==== PROVIDED DATA ====
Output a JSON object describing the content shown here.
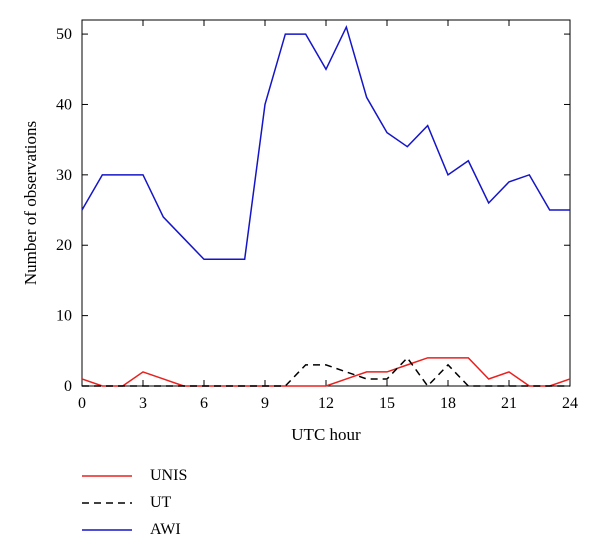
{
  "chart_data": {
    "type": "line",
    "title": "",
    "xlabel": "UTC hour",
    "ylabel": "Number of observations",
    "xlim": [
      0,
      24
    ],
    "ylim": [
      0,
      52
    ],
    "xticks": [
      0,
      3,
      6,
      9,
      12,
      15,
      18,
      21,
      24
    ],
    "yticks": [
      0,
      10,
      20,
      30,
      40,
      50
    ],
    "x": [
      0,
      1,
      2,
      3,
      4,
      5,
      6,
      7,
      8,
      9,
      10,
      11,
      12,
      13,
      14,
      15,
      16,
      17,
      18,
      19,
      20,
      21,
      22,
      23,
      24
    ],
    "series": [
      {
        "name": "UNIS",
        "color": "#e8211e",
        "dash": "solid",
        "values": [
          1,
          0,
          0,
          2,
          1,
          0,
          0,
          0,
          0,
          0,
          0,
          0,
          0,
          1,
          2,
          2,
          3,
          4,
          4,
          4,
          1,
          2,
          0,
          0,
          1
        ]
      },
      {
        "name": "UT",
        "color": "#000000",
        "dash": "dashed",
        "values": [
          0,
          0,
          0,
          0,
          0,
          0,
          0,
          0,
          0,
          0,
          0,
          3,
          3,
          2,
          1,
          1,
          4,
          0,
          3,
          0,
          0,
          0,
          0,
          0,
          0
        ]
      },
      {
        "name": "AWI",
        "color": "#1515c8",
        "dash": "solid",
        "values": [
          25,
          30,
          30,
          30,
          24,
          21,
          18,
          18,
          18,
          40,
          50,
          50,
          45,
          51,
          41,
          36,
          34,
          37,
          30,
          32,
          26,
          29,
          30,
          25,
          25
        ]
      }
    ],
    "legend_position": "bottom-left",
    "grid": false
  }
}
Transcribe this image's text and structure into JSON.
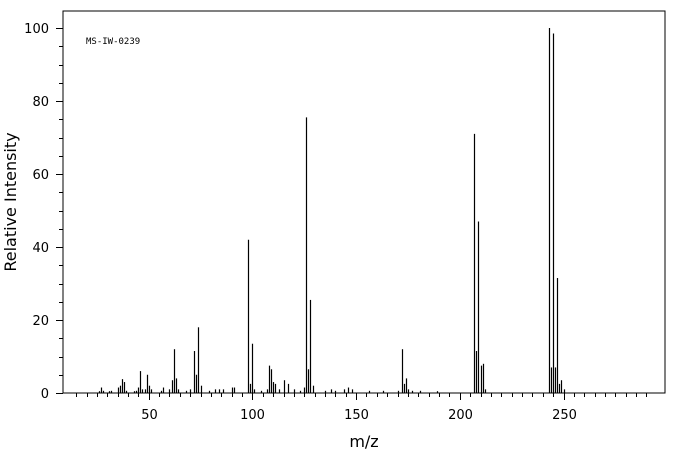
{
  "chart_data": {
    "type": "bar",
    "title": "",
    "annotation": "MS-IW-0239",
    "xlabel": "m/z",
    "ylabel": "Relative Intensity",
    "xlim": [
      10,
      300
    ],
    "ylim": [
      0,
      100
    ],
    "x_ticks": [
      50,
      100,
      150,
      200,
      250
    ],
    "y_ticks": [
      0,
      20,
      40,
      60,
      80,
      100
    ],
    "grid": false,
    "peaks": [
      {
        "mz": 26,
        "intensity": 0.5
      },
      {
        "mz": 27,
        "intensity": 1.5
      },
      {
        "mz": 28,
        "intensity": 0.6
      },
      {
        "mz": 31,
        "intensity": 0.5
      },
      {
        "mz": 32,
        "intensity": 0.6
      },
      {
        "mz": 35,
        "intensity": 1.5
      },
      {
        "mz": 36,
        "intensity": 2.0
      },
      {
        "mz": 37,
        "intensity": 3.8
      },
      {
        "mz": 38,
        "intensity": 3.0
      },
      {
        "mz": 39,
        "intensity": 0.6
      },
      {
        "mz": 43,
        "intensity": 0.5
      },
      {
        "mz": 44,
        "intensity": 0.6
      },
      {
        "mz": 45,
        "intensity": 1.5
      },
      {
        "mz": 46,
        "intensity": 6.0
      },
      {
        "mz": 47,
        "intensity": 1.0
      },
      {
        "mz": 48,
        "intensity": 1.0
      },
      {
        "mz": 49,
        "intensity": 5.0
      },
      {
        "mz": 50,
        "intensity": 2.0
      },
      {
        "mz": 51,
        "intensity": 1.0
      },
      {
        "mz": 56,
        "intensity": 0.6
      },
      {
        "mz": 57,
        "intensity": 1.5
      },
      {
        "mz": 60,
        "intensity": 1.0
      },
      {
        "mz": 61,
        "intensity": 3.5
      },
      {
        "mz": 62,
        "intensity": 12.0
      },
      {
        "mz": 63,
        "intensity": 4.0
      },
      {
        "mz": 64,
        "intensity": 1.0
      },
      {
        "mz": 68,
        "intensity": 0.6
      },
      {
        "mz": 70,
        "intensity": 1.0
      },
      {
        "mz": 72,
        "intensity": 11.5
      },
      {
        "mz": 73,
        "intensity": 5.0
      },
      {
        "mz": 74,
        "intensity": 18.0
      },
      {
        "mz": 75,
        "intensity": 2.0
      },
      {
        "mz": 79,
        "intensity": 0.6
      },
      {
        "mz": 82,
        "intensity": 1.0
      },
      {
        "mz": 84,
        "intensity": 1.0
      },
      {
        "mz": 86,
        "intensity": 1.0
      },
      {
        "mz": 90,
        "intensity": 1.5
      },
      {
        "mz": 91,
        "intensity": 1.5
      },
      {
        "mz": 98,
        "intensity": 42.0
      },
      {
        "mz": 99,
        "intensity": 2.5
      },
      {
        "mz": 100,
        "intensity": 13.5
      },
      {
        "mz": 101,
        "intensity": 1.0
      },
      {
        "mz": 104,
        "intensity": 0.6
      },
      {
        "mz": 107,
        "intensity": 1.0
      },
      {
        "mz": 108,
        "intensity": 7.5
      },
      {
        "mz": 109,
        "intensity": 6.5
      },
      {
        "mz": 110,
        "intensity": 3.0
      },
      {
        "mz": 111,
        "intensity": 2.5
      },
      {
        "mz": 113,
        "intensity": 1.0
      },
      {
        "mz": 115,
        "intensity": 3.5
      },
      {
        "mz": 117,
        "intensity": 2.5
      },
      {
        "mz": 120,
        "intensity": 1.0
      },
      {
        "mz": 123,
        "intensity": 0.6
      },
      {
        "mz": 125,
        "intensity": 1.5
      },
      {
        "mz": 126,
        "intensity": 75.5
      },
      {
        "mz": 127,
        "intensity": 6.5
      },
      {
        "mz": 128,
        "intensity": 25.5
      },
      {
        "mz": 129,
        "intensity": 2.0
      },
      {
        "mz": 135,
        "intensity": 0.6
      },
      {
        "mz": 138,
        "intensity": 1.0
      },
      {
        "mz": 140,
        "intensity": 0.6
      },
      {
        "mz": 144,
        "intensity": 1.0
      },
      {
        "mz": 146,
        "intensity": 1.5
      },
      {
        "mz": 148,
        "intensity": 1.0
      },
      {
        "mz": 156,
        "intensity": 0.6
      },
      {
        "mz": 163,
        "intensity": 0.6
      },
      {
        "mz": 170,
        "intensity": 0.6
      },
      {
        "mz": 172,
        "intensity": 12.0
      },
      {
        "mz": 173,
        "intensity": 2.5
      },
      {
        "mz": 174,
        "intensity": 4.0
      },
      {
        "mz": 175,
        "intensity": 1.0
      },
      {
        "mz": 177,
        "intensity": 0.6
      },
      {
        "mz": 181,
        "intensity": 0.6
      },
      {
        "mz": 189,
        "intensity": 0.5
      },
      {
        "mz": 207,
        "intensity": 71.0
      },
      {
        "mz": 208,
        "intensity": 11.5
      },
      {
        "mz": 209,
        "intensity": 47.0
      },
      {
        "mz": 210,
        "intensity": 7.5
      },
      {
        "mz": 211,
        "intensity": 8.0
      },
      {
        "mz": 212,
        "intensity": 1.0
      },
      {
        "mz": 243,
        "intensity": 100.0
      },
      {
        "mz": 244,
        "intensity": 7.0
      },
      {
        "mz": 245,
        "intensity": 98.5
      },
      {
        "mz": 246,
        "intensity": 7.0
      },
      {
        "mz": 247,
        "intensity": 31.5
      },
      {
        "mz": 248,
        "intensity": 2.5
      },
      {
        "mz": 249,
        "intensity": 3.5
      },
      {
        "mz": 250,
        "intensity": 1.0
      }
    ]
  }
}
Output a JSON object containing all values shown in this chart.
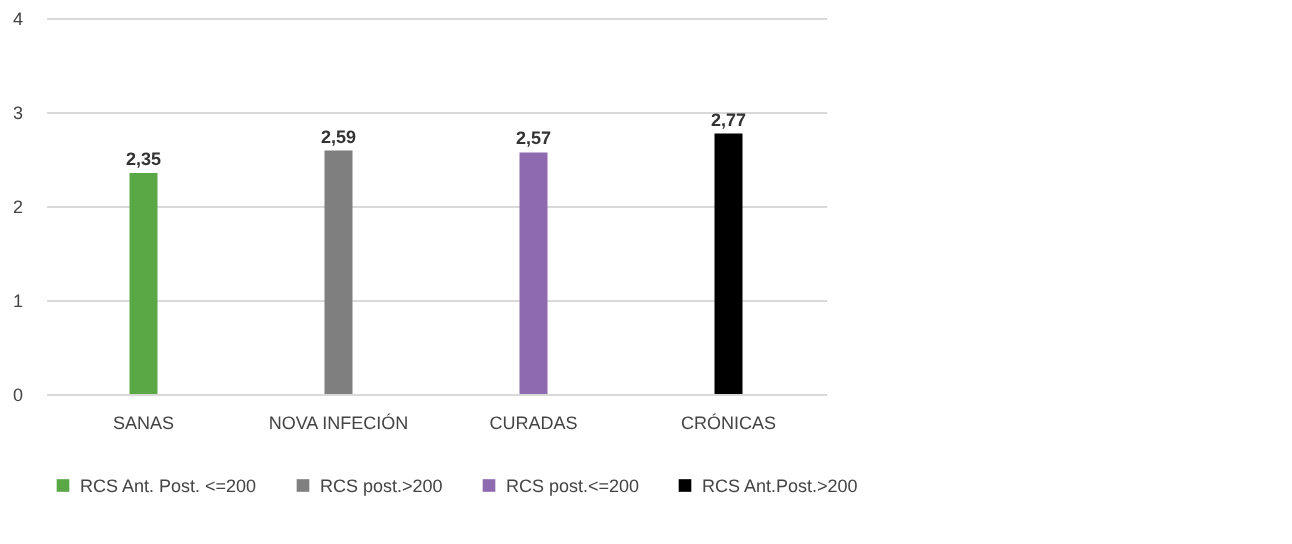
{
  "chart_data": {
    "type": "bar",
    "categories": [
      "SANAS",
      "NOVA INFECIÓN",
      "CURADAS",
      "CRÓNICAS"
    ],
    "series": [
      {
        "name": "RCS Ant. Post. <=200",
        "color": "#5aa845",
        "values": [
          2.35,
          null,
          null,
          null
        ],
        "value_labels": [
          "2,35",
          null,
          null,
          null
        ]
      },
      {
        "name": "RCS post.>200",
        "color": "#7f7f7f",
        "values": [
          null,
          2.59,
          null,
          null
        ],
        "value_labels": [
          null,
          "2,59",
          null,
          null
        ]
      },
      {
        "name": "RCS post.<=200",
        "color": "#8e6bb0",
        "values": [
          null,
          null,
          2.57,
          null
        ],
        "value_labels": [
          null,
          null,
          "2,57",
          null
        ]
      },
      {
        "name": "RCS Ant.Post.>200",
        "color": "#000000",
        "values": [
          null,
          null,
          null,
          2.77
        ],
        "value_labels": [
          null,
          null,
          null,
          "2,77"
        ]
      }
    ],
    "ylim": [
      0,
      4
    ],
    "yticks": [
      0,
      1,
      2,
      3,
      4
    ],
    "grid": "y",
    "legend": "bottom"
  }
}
====
SHORT TASK
Repeat the lines of the records verbatim, starting at the line containing "Output a JSON object containing" and stopping after the final line. Images stay out.

WRITTEN ANSWER
Output a JSON object containing all values shown in this chart.
{
  "chart_data": {
    "type": "bar",
    "categories": [
      "SANAS",
      "NOVA INFECIÓN",
      "CURADAS",
      "CRÓNICAS"
    ],
    "series": [
      {
        "name": "RCS Ant. Post. <=200",
        "color": "#5aa845",
        "values": [
          2.35,
          null,
          null,
          null
        ],
        "value_labels": [
          "2,35",
          null,
          null,
          null
        ]
      },
      {
        "name": "RCS post.>200",
        "color": "#7f7f7f",
        "values": [
          null,
          2.59,
          null,
          null
        ],
        "value_labels": [
          null,
          "2,59",
          null,
          null
        ]
      },
      {
        "name": "RCS post.<=200",
        "color": "#8e6bb0",
        "values": [
          null,
          null,
          2.57,
          null
        ],
        "value_labels": [
          null,
          null,
          "2,57",
          null
        ]
      },
      {
        "name": "RCS Ant.Post.>200",
        "color": "#000000",
        "values": [
          null,
          null,
          null,
          2.77
        ],
        "value_labels": [
          null,
          null,
          null,
          "2,77"
        ]
      }
    ],
    "ylim": [
      0,
      4
    ],
    "yticks": [
      0,
      1,
      2,
      3,
      4
    ],
    "grid": "y",
    "legend": "bottom"
  }
}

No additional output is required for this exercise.